Region and label listings:
╭──
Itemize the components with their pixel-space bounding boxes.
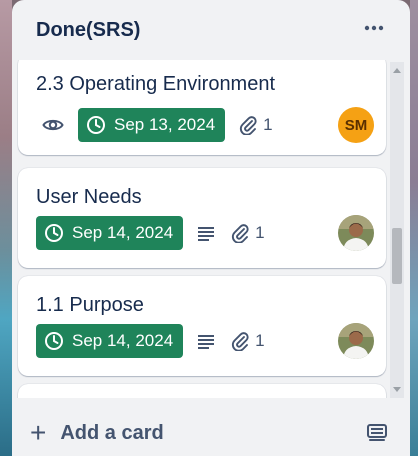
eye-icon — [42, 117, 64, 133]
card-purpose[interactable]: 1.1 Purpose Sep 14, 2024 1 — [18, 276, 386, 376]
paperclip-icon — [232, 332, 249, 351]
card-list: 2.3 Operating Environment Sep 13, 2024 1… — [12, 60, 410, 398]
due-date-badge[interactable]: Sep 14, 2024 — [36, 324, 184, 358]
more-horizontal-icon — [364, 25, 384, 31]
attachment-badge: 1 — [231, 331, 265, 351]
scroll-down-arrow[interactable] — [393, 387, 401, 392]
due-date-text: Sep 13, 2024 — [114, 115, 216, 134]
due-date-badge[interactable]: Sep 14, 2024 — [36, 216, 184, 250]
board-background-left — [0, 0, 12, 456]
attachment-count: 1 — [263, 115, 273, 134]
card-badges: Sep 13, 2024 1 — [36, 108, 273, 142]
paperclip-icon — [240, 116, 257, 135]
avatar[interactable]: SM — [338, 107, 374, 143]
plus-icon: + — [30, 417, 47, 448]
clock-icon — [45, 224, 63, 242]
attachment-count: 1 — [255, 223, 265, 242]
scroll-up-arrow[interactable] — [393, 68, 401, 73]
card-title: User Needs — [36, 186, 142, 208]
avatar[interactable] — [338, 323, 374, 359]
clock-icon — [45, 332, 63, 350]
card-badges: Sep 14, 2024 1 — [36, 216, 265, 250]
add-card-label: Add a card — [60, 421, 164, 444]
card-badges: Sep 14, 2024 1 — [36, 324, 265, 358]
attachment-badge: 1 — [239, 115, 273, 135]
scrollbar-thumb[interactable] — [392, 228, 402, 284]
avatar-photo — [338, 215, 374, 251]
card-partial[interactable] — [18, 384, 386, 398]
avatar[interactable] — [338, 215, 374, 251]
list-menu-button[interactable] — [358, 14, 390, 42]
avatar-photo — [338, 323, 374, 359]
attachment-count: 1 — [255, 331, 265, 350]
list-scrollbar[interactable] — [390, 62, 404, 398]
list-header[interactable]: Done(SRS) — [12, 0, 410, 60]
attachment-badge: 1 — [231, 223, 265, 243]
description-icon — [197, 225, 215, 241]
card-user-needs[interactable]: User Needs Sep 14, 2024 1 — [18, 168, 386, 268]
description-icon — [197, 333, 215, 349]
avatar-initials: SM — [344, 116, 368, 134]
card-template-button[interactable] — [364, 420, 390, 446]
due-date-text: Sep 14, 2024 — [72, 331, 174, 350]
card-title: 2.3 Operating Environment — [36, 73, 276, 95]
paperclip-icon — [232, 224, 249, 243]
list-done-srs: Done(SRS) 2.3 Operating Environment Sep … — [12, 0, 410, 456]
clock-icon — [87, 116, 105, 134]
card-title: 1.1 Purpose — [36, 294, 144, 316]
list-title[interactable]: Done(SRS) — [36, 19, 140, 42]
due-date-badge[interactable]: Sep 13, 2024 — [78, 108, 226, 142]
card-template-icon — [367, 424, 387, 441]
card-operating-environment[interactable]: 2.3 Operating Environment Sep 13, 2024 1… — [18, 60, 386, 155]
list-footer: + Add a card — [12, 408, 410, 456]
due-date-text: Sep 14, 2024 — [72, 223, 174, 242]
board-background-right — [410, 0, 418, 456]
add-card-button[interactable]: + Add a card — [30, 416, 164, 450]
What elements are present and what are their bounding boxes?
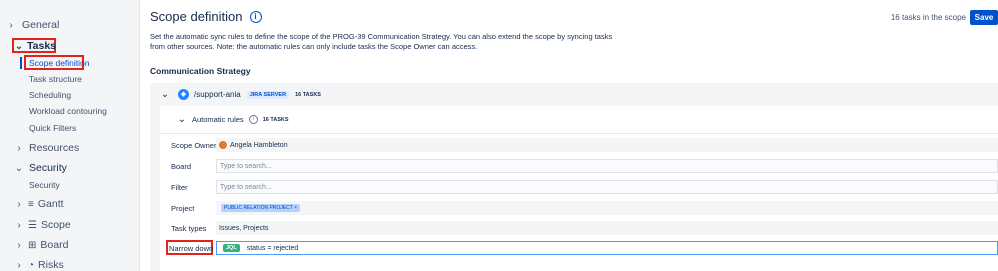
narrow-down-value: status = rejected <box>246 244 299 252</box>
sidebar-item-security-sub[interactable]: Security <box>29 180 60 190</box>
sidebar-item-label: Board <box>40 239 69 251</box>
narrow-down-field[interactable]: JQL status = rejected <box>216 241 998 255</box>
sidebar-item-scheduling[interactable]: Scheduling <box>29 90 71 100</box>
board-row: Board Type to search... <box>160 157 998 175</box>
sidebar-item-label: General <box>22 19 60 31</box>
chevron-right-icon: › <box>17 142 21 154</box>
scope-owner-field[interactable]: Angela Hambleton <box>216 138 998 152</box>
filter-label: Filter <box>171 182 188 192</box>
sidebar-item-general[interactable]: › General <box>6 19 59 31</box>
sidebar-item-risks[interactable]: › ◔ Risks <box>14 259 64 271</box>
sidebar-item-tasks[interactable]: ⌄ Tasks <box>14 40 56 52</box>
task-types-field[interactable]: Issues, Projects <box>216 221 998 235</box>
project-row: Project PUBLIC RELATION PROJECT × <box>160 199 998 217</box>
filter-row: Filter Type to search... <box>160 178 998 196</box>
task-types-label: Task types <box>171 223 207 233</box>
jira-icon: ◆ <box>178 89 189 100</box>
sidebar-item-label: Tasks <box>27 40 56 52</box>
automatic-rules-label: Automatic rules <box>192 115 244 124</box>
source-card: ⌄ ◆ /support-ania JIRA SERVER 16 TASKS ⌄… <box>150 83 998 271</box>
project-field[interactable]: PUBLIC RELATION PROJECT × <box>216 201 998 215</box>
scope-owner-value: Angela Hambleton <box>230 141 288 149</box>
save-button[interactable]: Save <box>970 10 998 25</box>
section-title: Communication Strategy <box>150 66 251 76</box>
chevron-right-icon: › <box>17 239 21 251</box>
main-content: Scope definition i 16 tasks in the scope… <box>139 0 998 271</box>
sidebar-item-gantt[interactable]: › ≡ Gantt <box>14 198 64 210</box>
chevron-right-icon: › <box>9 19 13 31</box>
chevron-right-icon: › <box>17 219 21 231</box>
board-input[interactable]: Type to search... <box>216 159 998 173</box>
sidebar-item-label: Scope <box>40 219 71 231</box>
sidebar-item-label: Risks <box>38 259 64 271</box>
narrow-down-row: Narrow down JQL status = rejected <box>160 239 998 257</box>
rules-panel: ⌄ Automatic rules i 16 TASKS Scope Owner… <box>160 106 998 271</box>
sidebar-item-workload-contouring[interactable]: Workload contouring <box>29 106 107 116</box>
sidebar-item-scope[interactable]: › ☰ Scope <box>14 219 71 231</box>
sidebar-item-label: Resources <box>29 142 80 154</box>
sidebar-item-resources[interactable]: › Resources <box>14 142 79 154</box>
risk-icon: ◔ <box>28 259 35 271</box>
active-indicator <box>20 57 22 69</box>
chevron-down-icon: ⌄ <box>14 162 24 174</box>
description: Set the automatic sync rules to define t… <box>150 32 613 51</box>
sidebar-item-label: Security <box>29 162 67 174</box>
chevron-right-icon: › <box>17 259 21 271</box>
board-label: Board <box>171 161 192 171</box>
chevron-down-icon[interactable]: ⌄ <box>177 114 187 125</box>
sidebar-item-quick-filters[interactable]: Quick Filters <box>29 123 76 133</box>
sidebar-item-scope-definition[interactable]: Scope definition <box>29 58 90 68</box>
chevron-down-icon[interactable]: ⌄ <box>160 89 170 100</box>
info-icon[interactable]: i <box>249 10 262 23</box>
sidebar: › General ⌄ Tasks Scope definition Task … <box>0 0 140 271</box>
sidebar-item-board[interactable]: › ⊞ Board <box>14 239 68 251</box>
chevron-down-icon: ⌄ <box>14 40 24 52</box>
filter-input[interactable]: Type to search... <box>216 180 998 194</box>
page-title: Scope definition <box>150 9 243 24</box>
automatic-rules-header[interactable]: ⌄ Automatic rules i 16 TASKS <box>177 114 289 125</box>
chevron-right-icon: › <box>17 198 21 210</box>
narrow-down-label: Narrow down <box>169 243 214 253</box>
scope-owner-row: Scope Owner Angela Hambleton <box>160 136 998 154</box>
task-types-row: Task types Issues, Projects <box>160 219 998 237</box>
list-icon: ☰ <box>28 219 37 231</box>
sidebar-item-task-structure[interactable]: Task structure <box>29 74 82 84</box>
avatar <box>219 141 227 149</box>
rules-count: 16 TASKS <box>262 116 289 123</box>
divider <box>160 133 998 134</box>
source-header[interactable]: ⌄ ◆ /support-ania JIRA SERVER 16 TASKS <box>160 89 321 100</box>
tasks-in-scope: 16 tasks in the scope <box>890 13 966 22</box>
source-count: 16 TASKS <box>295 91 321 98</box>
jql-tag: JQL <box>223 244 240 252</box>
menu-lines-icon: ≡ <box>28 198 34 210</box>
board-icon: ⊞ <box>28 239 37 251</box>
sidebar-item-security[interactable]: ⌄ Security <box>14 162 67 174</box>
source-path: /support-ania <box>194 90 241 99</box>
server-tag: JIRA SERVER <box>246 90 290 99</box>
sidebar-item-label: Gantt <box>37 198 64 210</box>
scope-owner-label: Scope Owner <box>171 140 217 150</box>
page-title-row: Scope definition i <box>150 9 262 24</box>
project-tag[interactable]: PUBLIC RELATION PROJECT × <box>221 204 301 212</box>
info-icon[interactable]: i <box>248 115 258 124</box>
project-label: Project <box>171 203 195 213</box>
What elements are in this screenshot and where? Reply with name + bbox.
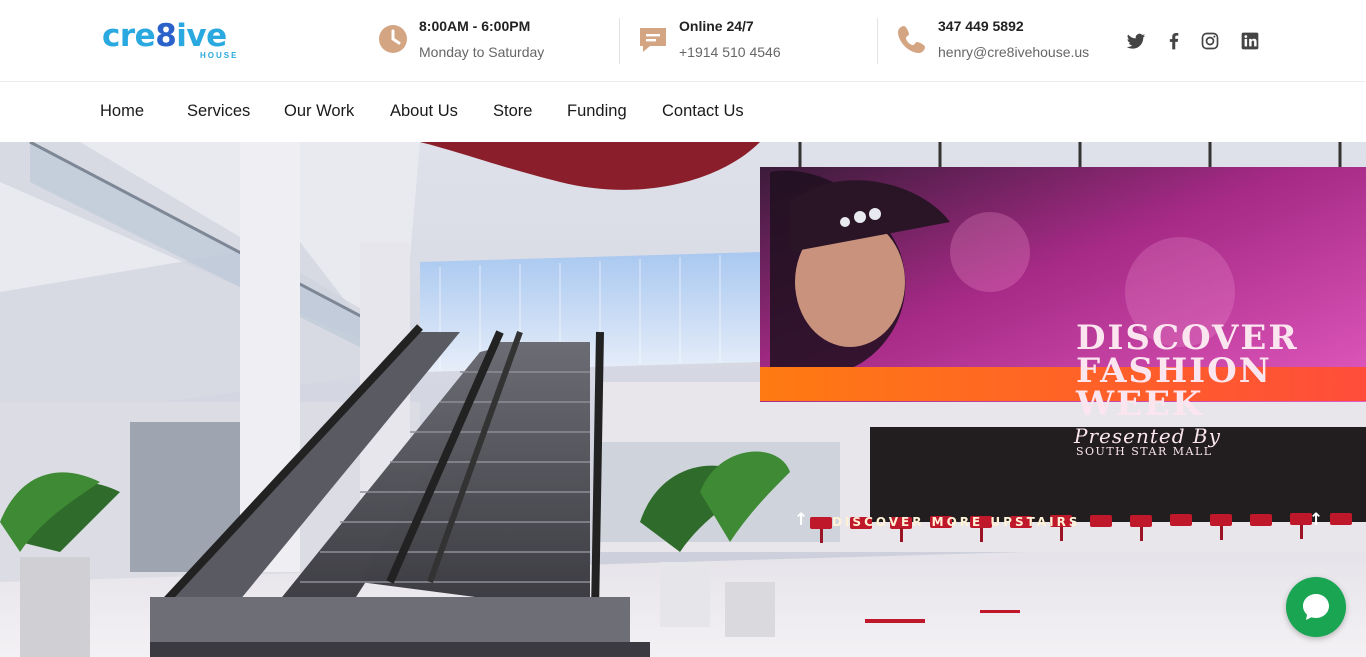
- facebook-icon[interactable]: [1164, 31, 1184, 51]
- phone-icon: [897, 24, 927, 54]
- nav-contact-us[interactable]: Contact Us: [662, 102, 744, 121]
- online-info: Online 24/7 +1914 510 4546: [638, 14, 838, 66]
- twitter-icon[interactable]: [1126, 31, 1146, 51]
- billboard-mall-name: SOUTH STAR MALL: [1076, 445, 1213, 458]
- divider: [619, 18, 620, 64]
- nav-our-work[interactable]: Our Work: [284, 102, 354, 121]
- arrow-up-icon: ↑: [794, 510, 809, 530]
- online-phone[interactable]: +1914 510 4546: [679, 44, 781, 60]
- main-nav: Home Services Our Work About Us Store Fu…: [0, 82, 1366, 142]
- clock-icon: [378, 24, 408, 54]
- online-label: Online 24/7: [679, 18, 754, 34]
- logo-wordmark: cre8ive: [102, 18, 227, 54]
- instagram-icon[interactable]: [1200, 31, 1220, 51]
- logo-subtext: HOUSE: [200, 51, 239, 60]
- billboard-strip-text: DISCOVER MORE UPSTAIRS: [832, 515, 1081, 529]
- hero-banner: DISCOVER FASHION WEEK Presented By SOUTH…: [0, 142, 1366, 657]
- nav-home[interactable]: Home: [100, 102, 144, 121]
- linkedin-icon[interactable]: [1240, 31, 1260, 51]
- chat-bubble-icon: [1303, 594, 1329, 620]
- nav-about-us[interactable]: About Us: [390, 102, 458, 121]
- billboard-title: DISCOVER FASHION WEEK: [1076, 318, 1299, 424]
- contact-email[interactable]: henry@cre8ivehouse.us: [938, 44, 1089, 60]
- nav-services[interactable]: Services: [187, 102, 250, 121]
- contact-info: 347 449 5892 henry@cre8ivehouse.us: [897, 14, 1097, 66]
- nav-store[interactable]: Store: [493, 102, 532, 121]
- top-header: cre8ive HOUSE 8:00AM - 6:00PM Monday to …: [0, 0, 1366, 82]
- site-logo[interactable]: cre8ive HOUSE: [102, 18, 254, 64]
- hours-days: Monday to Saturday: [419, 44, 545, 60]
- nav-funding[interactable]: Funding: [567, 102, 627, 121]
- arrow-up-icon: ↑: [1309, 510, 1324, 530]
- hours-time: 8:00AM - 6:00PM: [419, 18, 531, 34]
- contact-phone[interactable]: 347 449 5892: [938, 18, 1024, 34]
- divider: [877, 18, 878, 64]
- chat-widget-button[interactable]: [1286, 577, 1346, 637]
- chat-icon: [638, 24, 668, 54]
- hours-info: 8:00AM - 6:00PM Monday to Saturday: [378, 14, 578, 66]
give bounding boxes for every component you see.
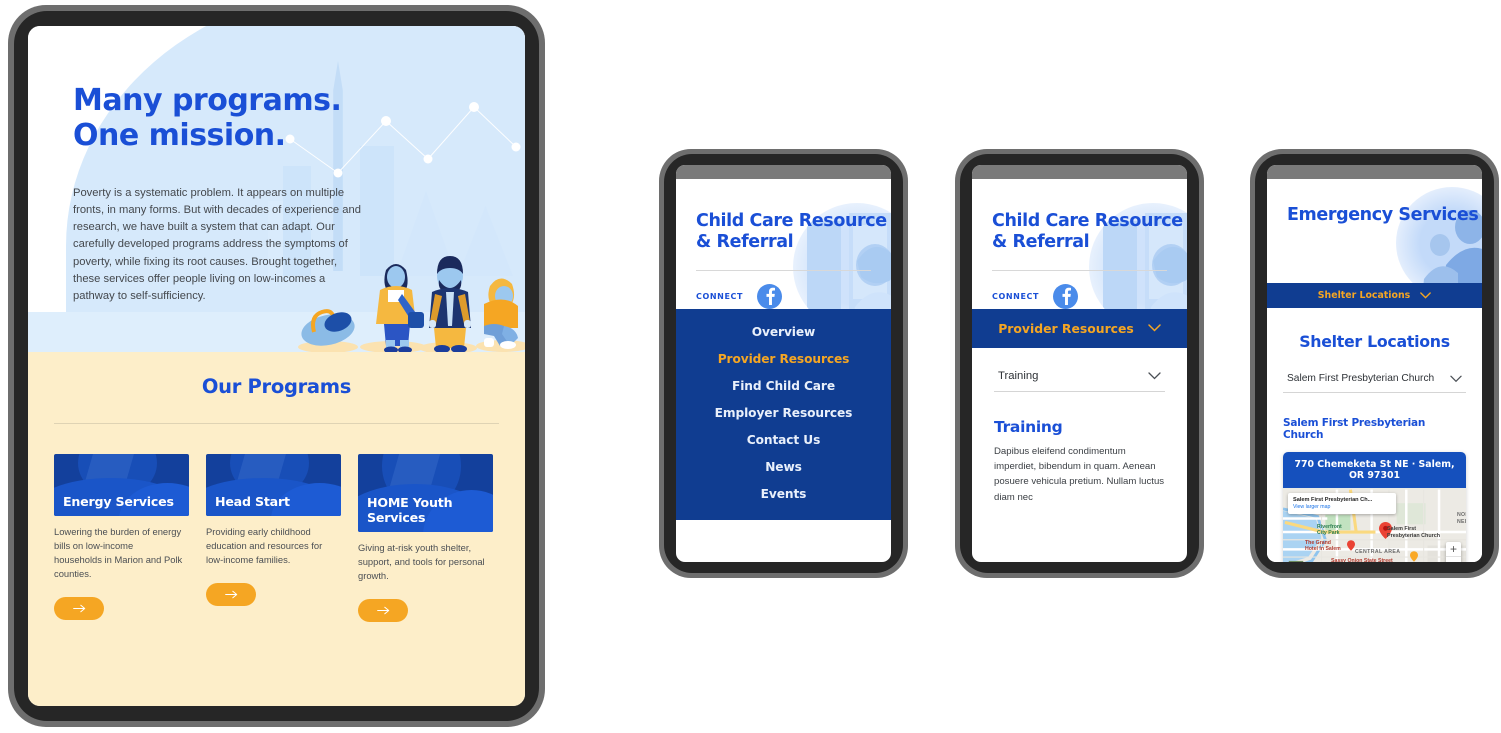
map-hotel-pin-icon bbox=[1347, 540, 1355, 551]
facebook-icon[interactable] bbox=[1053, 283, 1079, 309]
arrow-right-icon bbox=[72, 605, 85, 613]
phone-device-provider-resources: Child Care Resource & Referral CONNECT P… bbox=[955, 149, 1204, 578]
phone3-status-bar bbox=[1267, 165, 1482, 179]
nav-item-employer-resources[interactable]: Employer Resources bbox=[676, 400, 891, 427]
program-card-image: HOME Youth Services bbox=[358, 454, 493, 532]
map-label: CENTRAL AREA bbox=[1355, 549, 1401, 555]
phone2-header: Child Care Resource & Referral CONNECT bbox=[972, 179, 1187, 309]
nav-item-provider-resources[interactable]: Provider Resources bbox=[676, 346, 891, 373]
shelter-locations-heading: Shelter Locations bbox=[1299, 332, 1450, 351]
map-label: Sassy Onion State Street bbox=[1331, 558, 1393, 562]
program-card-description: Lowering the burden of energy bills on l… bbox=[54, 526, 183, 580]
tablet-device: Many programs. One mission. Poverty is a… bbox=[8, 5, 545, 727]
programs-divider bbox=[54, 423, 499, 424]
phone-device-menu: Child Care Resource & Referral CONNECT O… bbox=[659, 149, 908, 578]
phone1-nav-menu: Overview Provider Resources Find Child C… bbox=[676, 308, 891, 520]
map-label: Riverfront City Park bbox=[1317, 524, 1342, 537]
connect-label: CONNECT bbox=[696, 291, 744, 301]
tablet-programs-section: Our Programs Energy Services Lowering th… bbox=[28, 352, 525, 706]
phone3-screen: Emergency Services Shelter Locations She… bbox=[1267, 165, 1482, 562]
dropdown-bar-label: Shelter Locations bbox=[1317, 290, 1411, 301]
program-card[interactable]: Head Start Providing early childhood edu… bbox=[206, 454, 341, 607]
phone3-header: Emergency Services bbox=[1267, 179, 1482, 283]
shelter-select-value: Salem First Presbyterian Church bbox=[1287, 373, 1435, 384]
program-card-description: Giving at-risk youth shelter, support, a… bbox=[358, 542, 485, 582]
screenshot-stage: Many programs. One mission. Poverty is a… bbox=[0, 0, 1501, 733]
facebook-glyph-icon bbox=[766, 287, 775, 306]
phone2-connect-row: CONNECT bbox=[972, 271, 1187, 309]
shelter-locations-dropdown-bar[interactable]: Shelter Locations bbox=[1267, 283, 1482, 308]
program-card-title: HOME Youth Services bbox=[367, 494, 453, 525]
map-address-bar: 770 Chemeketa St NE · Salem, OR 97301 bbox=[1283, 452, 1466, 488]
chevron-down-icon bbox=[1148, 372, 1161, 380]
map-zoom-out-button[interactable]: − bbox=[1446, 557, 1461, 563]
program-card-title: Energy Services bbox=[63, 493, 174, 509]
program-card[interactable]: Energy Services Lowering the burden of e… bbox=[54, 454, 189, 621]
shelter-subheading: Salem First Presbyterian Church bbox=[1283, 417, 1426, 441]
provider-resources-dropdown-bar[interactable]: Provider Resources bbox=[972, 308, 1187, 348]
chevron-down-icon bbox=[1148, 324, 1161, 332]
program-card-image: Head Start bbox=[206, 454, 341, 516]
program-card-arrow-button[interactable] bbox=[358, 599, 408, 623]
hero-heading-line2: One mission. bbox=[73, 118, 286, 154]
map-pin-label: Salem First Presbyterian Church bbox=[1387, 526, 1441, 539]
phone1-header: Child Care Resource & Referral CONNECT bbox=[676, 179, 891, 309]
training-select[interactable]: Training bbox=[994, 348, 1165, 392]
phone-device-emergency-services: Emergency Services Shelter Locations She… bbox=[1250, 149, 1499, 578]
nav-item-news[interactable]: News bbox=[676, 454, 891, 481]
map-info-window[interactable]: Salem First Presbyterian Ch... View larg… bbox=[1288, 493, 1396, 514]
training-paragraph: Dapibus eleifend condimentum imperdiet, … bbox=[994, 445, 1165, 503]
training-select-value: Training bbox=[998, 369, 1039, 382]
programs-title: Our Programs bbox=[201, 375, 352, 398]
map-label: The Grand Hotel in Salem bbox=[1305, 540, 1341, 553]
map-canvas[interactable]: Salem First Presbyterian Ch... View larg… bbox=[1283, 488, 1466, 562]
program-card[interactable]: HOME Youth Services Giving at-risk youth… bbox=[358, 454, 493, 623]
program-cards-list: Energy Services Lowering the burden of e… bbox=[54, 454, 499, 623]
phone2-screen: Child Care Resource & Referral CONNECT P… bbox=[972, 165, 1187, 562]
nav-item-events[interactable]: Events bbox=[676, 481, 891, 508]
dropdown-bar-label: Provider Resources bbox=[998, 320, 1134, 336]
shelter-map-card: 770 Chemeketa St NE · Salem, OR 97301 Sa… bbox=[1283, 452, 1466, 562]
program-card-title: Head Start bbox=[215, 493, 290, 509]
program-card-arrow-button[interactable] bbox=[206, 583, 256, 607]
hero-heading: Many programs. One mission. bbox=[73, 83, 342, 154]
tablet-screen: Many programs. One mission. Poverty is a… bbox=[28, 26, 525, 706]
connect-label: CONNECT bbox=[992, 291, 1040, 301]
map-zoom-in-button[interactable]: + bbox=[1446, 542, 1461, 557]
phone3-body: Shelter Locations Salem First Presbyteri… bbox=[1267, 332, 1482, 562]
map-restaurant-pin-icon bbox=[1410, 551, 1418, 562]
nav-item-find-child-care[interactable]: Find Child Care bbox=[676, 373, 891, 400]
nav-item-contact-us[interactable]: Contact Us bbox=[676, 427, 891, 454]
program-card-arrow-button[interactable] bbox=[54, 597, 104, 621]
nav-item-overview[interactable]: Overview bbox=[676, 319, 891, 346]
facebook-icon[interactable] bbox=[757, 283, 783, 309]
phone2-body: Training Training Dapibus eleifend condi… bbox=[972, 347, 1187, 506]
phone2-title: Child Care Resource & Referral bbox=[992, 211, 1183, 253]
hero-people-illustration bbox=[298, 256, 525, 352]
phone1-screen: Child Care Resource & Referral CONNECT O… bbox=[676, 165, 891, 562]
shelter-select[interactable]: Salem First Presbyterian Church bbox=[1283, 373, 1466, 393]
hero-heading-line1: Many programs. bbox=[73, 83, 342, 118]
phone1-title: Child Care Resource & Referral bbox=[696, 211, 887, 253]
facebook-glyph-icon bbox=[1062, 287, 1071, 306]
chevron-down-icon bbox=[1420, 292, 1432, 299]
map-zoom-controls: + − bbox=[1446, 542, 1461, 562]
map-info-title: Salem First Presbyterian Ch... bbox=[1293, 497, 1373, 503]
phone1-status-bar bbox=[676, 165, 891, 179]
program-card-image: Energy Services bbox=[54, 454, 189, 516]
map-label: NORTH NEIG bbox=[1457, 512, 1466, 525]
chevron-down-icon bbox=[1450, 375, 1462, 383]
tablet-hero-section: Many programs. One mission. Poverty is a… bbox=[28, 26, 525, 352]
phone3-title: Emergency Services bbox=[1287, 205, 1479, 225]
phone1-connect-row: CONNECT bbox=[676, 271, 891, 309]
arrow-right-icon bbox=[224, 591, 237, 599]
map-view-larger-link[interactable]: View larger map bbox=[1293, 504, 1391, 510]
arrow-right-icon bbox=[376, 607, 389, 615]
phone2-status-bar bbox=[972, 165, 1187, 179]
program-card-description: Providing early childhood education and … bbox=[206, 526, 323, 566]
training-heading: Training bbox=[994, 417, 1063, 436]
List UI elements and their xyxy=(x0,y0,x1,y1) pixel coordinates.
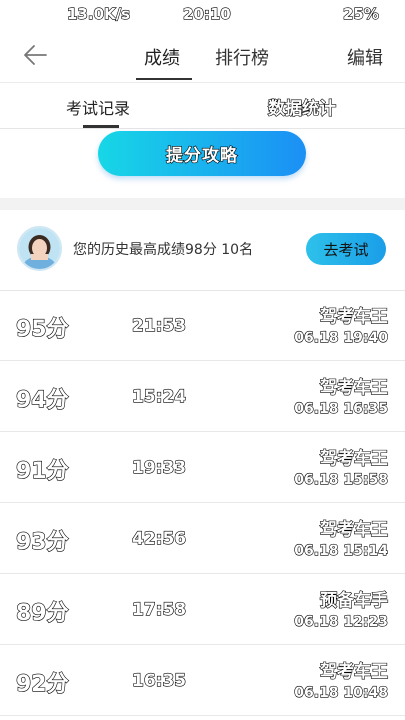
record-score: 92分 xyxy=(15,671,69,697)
╰──
## Aim
Please rewrite the part of the records that opens with the line containing "- facebook-icon[interactable]: [1164, 31, 1184, 51]" and closes with the line containing "- clock-icon: [378, 24, 408, 54]", switching "SOUTH STAR MALL" to "NORTH STAR MALL" and leaving everything else unchanged.

## Full output
- facebook-icon[interactable]: [1164, 31, 1184, 51]
- phone-icon: [897, 24, 927, 54]
- nav-contact-us[interactable]: Contact Us: [662, 102, 744, 121]
- online-info: Online 24/7 +1914 510 4546: [638, 14, 838, 66]
- twitter-icon[interactable]: [1126, 31, 1146, 51]
- billboard-mall-name: NORTH STAR MALL: [1076, 445, 1213, 458]
- divider: [619, 18, 620, 64]
- nav-our-work[interactable]: Our Work: [284, 102, 354, 121]
- arrow-up-icon: ↑: [794, 510, 809, 530]
- online-phone[interactable]: +1914 510 4546: [679, 44, 781, 60]
- main-nav: Home Services Our Work About Us Store Fu…: [0, 82, 1366, 142]
- clock-icon: [378, 24, 408, 54]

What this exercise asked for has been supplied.